(Stored data entries)

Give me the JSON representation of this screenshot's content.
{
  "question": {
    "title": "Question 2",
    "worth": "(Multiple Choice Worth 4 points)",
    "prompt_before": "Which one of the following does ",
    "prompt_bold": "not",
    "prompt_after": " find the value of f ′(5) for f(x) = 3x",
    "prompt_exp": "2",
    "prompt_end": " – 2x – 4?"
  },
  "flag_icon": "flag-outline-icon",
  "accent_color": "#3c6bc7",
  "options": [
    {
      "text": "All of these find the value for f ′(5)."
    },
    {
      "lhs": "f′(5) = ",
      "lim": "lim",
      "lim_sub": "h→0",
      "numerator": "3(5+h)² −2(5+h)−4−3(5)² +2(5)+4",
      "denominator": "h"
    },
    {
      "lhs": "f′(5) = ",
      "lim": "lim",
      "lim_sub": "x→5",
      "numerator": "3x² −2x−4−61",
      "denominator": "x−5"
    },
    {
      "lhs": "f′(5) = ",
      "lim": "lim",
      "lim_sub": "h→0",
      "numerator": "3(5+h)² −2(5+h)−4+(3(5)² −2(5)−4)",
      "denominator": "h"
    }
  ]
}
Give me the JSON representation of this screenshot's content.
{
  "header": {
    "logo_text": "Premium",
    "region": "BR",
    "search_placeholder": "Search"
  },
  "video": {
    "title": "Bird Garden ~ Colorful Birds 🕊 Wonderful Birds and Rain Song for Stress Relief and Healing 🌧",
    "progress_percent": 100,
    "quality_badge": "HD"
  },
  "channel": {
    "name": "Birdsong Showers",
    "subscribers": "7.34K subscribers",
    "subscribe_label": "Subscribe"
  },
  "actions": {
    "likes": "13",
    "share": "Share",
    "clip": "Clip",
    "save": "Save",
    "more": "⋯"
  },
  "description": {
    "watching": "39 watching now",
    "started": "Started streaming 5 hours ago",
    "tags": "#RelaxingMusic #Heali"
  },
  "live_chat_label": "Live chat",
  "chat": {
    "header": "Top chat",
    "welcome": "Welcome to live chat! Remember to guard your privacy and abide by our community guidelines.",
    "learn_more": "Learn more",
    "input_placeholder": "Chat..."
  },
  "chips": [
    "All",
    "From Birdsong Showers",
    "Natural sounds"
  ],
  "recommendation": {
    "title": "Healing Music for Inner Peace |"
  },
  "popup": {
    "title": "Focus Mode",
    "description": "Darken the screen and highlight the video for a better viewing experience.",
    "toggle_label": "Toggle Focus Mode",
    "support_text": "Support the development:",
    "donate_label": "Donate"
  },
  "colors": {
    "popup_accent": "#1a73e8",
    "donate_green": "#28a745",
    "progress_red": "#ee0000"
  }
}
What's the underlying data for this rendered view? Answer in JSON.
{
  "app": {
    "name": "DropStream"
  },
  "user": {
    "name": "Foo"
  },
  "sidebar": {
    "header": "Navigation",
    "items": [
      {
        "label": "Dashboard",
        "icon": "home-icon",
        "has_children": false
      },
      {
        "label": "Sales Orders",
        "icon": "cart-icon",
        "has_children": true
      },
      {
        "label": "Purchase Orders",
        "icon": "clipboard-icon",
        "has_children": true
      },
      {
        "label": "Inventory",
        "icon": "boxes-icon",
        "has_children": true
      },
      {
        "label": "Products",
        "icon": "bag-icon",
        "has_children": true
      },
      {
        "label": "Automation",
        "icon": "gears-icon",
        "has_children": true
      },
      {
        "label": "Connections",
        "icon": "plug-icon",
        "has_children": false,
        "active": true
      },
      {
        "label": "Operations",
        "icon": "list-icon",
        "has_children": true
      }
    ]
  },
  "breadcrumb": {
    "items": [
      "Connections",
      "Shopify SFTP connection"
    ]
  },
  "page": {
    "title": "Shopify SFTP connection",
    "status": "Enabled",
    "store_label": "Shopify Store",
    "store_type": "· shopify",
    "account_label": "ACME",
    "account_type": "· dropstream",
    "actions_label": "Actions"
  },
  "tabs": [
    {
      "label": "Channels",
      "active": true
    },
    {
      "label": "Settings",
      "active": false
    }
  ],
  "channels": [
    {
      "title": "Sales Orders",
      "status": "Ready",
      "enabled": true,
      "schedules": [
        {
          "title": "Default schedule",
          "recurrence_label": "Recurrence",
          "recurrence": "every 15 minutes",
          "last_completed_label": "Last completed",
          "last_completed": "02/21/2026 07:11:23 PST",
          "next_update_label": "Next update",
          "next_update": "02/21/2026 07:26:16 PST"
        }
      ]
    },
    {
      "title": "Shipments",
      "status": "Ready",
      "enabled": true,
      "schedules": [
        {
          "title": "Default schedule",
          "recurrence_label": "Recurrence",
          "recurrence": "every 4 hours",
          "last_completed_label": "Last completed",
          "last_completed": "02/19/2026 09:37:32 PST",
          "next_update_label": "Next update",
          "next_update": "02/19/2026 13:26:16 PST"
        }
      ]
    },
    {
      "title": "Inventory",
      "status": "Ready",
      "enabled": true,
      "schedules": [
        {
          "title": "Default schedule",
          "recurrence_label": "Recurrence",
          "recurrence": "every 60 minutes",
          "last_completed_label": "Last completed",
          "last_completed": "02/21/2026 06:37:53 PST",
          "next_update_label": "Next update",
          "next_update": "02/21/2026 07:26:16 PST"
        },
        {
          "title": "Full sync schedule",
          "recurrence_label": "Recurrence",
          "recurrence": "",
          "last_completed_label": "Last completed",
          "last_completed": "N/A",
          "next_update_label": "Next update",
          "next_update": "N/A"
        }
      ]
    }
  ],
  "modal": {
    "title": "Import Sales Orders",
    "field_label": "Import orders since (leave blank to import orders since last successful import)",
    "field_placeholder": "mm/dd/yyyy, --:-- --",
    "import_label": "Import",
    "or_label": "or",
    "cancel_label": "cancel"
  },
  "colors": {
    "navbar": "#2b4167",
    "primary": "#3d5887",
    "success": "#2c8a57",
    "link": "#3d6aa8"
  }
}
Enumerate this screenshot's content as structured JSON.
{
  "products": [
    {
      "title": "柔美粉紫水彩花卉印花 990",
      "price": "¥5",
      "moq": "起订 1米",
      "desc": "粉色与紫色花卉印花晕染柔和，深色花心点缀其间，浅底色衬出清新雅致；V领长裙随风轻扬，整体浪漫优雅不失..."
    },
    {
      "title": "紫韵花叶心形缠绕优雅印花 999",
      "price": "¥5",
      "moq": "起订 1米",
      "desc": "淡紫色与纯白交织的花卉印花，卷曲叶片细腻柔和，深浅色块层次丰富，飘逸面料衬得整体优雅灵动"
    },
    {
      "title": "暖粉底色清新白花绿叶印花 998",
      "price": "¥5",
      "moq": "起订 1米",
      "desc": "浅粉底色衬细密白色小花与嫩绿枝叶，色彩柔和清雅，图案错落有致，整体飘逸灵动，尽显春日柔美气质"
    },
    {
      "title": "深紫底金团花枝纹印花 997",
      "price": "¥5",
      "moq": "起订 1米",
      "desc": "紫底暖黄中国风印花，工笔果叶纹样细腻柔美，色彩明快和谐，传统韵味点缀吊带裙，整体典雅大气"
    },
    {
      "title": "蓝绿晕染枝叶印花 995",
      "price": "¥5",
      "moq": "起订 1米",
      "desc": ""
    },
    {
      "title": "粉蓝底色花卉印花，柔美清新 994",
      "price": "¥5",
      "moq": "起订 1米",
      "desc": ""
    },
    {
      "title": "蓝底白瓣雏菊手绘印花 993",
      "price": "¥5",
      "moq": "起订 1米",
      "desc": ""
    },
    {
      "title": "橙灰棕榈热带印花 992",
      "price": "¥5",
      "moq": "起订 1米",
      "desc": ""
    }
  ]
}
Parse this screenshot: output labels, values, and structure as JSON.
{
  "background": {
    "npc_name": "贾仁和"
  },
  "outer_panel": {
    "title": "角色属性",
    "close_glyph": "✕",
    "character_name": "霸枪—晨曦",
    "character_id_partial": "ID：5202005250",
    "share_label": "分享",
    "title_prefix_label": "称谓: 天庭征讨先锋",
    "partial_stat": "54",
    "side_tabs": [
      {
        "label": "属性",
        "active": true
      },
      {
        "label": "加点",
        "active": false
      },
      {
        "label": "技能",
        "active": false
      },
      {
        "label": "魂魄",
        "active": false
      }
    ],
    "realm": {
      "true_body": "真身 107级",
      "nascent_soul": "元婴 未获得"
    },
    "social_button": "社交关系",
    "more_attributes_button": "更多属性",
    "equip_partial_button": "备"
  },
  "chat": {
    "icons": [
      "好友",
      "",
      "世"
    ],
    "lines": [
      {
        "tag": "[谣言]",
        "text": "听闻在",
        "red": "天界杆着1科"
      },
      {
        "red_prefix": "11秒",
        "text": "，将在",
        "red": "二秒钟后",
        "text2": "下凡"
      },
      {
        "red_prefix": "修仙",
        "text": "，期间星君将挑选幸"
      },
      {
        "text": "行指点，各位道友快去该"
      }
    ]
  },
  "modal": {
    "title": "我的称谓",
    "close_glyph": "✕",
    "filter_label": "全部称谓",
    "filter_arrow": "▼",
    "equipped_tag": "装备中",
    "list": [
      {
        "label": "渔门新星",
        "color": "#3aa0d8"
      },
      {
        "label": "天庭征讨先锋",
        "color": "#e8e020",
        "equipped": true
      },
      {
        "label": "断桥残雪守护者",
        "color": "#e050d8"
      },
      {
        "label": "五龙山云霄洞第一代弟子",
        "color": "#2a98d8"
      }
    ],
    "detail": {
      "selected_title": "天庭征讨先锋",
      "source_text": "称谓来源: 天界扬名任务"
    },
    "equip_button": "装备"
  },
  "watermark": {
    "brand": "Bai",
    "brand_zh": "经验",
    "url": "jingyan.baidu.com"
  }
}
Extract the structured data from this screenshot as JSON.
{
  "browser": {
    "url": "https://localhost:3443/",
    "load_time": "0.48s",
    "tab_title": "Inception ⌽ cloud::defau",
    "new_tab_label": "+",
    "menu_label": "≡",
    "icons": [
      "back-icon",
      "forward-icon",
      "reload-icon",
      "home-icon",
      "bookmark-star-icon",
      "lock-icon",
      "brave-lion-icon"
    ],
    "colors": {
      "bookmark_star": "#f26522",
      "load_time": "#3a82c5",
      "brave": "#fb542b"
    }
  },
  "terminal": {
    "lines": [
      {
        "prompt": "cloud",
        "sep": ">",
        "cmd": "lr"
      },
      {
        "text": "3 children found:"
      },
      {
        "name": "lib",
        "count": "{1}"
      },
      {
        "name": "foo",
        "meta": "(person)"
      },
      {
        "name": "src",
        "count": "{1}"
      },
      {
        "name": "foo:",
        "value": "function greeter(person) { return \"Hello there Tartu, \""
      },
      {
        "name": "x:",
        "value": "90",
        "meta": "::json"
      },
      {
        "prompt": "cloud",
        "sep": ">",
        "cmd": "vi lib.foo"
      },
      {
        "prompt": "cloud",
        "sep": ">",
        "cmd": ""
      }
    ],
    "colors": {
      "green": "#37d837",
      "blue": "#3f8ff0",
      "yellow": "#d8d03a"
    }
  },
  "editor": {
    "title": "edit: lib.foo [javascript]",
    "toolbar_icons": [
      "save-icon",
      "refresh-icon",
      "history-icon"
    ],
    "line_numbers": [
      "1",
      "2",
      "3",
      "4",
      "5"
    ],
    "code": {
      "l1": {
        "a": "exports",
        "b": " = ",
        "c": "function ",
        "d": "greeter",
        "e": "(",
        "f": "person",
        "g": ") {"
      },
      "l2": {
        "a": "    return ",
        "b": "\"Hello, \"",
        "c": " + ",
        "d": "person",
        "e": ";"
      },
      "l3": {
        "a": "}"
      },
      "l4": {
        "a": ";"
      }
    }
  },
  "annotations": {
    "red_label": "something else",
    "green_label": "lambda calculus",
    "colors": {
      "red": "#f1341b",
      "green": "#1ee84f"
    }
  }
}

| WHAT TO PRODUCE |
Your answer should be a single number: the count of lines in the entries that contain the word "person".

| FINAL RESULT |
4